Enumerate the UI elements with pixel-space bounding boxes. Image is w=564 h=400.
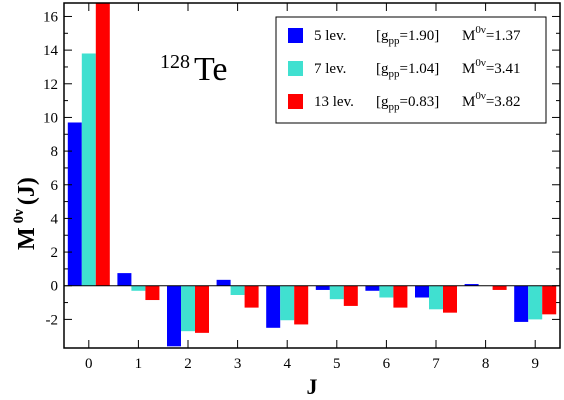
legend-m-label: M <box>462 94 475 110</box>
legend-series-name: 7 lev. <box>314 61 346 77</box>
bar-13-lev-j8 <box>492 285 507 290</box>
legend-series-name: 5 lev. <box>314 28 346 44</box>
bar-5-lev-j9 <box>514 285 529 322</box>
bar-13-lev-j9 <box>542 285 557 315</box>
bar-7-lev-j5 <box>329 285 344 300</box>
bar-5-lev-j8 <box>464 284 479 286</box>
bar-13-lev-j1 <box>145 285 160 301</box>
legend-gpp-value: =0.83] <box>400 94 440 110</box>
bar-5-lev-j6 <box>365 285 380 291</box>
bar-13-lev-j4 <box>294 285 309 325</box>
x-tick-label: 3 <box>234 356 242 372</box>
legend-m-value: =3.82 <box>486 94 521 110</box>
legend-gpp-sub: pp <box>389 101 401 113</box>
plot-frame <box>63 2 561 349</box>
bar-7-lev-j4 <box>280 285 295 321</box>
y-axis-title-suffix: (J) <box>14 177 40 205</box>
bar-5-lev-j7 <box>415 285 429 298</box>
legend-m-value: =3.41 <box>486 61 521 77</box>
bar-13-lev-j0 <box>95 3 110 286</box>
bar-5-lev-j1 <box>117 273 132 286</box>
x-axis-title: J <box>307 374 318 399</box>
legend-swatch <box>288 94 303 109</box>
x-tick-label: 0 <box>85 356 93 372</box>
bar-13-lev-j5 <box>343 285 358 306</box>
bar-7-lev-j3 <box>230 285 245 295</box>
bar-5-lev-j5 <box>315 285 330 290</box>
legend-swatch <box>288 28 303 43</box>
legend-entry: 5 lev. [gpp=1.90] M0ν=1.37 <box>314 24 521 47</box>
bar-5-lev-j3 <box>216 279 231 286</box>
x-tick-label: 5 <box>333 356 341 372</box>
legend-gpp-label: [g <box>376 28 389 44</box>
legend-gpp-value: =1.04] <box>400 61 440 77</box>
legend-entry: 7 lev. [gpp=1.04] M0ν=3.41 <box>314 57 521 80</box>
y-axis-title: M 0ν (J) <box>10 177 40 250</box>
y-tick-label: 6 <box>51 178 59 194</box>
x-tick-label: 8 <box>482 356 490 372</box>
legend-m-value: =1.37 <box>486 28 521 44</box>
bar-5-lev-j4 <box>266 285 281 328</box>
x-tick-label: 6 <box>383 356 391 372</box>
legend-gpp-sub: pp <box>389 35 401 47</box>
legend-gpp-label: [g <box>376 61 389 77</box>
legend-m-label: M <box>462 61 475 77</box>
x-axis: 0 1 2 3 4 5 6 7 8 9 <box>85 3 539 372</box>
legend-m-sup: 0ν <box>475 57 486 69</box>
y-tick-label: 16 <box>43 9 59 25</box>
bar-5-lev-j2 <box>167 285 181 347</box>
x-tick-label: 2 <box>184 356 192 372</box>
bar-7-lev-j1 <box>131 285 146 291</box>
legend-entry: 13 lev. [gpp=0.83] M0ν=3.82 <box>314 90 521 113</box>
bar-7-lev-j7 <box>429 285 443 310</box>
x-tick-label: 4 <box>283 356 291 372</box>
bar-7-lev-j9 <box>528 285 543 320</box>
bar-13-lev-j3 <box>244 285 259 308</box>
bar-7-lev-j2 <box>181 285 195 332</box>
x-tick-label: 9 <box>531 356 539 372</box>
bars-group <box>67 3 557 347</box>
y-tick-label: 4 <box>51 211 59 227</box>
legend-swatch <box>288 61 303 76</box>
bar-13-lev-j6 <box>393 285 408 308</box>
y-tick-label: 2 <box>51 245 59 261</box>
chart-title: 128 Te <box>160 51 228 88</box>
bar-7-lev-j0 <box>81 53 96 286</box>
x-tick-label: 7 <box>432 356 440 372</box>
y-tick-label: 0 <box>51 279 59 295</box>
y-axis-title-base: M <box>14 227 40 250</box>
y-axis: -2 0 2 4 6 8 10 12 14 16 <box>43 9 560 328</box>
chart-title-superscript: 128 <box>160 51 190 73</box>
legend: 5 lev. [gpp=1.90] M0ν=1.377 lev. [gpp=1.04]… <box>275 16 547 124</box>
legend-box <box>275 16 547 124</box>
y-tick-label: 14 <box>43 43 59 59</box>
bar-13-lev-j2 <box>195 285 209 333</box>
bar-5-lev-j0 <box>67 122 82 286</box>
legend-series-name: 13 lev. <box>314 94 354 110</box>
bar-13-lev-j7 <box>443 285 457 313</box>
chart-title-text: Te <box>194 51 228 88</box>
y-tick-label: 12 <box>43 77 58 93</box>
bar-7-lev-j6 <box>379 285 394 298</box>
legend-m-sup: 0ν <box>475 24 486 36</box>
x-tick-label: 1 <box>135 356 143 372</box>
y-tick-label: 10 <box>43 110 58 126</box>
legend-gpp-sub: pp <box>389 68 401 80</box>
y-tick-label: -2 <box>46 312 59 328</box>
legend-gpp-label: [g <box>376 94 389 110</box>
y-tick-label: 8 <box>51 144 59 160</box>
legend-gpp-value: =1.90] <box>400 28 440 44</box>
legend-m-label: M <box>462 28 475 44</box>
y-axis-title-superscript: 0ν <box>11 209 27 224</box>
legend-m-sup: 0ν <box>475 90 486 102</box>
■ ■ ■ ■ ■ ■ ■
**Required task**:
Rewrite the material above with "plot-frame" changed to "plot-area" and everything else left as it is. Omit the pictures from your answer.

**Answer in full**:
Enumerate the UI elements with pixel-space bounding boxes. Image is w=564 h=400.
legend-m-label: M <box>462 94 475 110</box>
legend-series-name: 7 lev. <box>314 61 346 77</box>
bar-13-lev-j8 <box>492 285 507 290</box>
legend-series-name: 5 lev. <box>314 28 346 44</box>
bar-5-lev-j9 <box>514 285 529 322</box>
bar-13-lev-j9 <box>542 285 557 315</box>
bar-7-lev-j5 <box>329 285 344 300</box>
bar-5-lev-j8 <box>464 284 479 286</box>
bar-13-lev-j1 <box>145 285 160 301</box>
legend-gpp-value: =0.83] <box>400 94 440 110</box>
bar-5-lev-j6 <box>365 285 380 291</box>
bar-13-lev-j4 <box>294 285 309 325</box>
x-tick-label: 3 <box>234 356 242 372</box>
legend-m-value: =3.82 <box>486 94 521 110</box>
legend-gpp-sub: pp <box>389 101 401 113</box>
plot-area <box>63 2 561 349</box>
bar-7-lev-j4 <box>280 285 295 321</box>
y-axis-title-suffix: (J) <box>14 177 40 205</box>
bar-5-lev-j7 <box>415 285 429 298</box>
legend-m-value: =3.41 <box>486 61 521 77</box>
bar-13-lev-j0 <box>95 3 110 286</box>
bar-5-lev-j1 <box>117 273 132 286</box>
x-axis-title: J <box>307 374 318 399</box>
legend-swatch <box>288 94 303 109</box>
x-tick-label: 0 <box>85 356 93 372</box>
bar-13-lev-j5 <box>343 285 358 306</box>
bar-7-lev-j3 <box>230 285 245 295</box>
bar-5-lev-j5 <box>315 285 330 290</box>
legend-swatch <box>288 28 303 43</box>
legend-entry: 5 lev. [gpp=1.90] M0ν=1.37 <box>314 24 521 47</box>
bar-5-lev-j3 <box>216 279 231 286</box>
x-tick-label: 5 <box>333 356 341 372</box>
legend-gpp-label: [g <box>376 28 389 44</box>
legend-gpp-value: =1.04] <box>400 61 440 77</box>
legend-entry: 7 lev. [gpp=1.04] M0ν=3.41 <box>314 57 521 80</box>
y-axis-title: M 0ν (J) <box>10 177 40 250</box>
y-tick-label: 6 <box>51 178 59 194</box>
x-tick-label: 8 <box>482 356 490 372</box>
legend-m-value: =1.37 <box>486 28 521 44</box>
bar-5-lev-j4 <box>266 285 281 328</box>
x-tick-label: 6 <box>383 356 391 372</box>
legend-gpp-sub: pp <box>389 35 401 47</box>
legend-gpp-label: [g <box>376 61 389 77</box>
legend-m-label: M <box>462 61 475 77</box>
x-axis: 0 1 2 3 4 5 6 7 8 9 <box>85 3 539 372</box>
legend-m-sup: 0ν <box>475 57 486 69</box>
y-tick-label: 16 <box>43 9 59 25</box>
bar-5-lev-j2 <box>167 285 181 347</box>
x-tick-label: 2 <box>184 356 192 372</box>
bar-7-lev-j1 <box>131 285 146 291</box>
legend-entry: 13 lev. [gpp=0.83] M0ν=3.82 <box>314 90 521 113</box>
bar-7-lev-j7 <box>429 285 443 310</box>
x-tick-label: 4 <box>283 356 291 372</box>
bar-7-lev-j9 <box>528 285 543 320</box>
bar-13-lev-j3 <box>244 285 259 308</box>
bar-7-lev-j2 <box>181 285 195 332</box>
x-tick-label: 9 <box>531 356 539 372</box>
bars-group <box>67 3 557 347</box>
y-tick-label: 4 <box>51 211 59 227</box>
legend-swatch <box>288 61 303 76</box>
bar-13-lev-j6 <box>393 285 408 308</box>
y-tick-label: 2 <box>51 245 59 261</box>
chart-title: 128 Te <box>160 51 228 88</box>
bar-7-lev-j0 <box>81 53 96 286</box>
x-tick-label: 7 <box>432 356 440 372</box>
y-tick-label: 0 <box>51 279 59 295</box>
y-axis-title-base: M <box>14 227 40 250</box>
y-axis: -2 0 2 4 6 8 10 12 14 16 <box>43 9 560 328</box>
chart-title-superscript: 128 <box>160 51 190 73</box>
legend: 5 lev. [gpp=1.90] M0ν=1.377 lev. [gpp=1.04]… <box>275 16 547 124</box>
legend-box <box>275 16 547 124</box>
y-tick-label: 14 <box>43 43 59 59</box>
bar-13-lev-j2 <box>195 285 209 333</box>
bar-5-lev-j0 <box>67 122 82 286</box>
legend-series-name: 13 lev. <box>314 94 354 110</box>
bar-13-lev-j7 <box>443 285 457 313</box>
chart-title-text: Te <box>194 51 228 88</box>
y-tick-label: 12 <box>43 77 58 93</box>
bar-7-lev-j6 <box>379 285 394 298</box>
legend-m-sup: 0ν <box>475 24 486 36</box>
x-tick-label: 1 <box>135 356 143 372</box>
y-tick-label: 10 <box>43 110 58 126</box>
legend-gpp-sub: pp <box>389 68 401 80</box>
y-tick-label: -2 <box>46 312 59 328</box>
legend-gpp-label: [g <box>376 94 389 110</box>
y-tick-label: 8 <box>51 144 59 160</box>
legend-gpp-value: =1.90] <box>400 28 440 44</box>
legend-m-label: M <box>462 28 475 44</box>
y-axis-title-superscript: 0ν <box>11 209 27 224</box>
legend-m-sup: 0ν <box>475 90 486 102</box>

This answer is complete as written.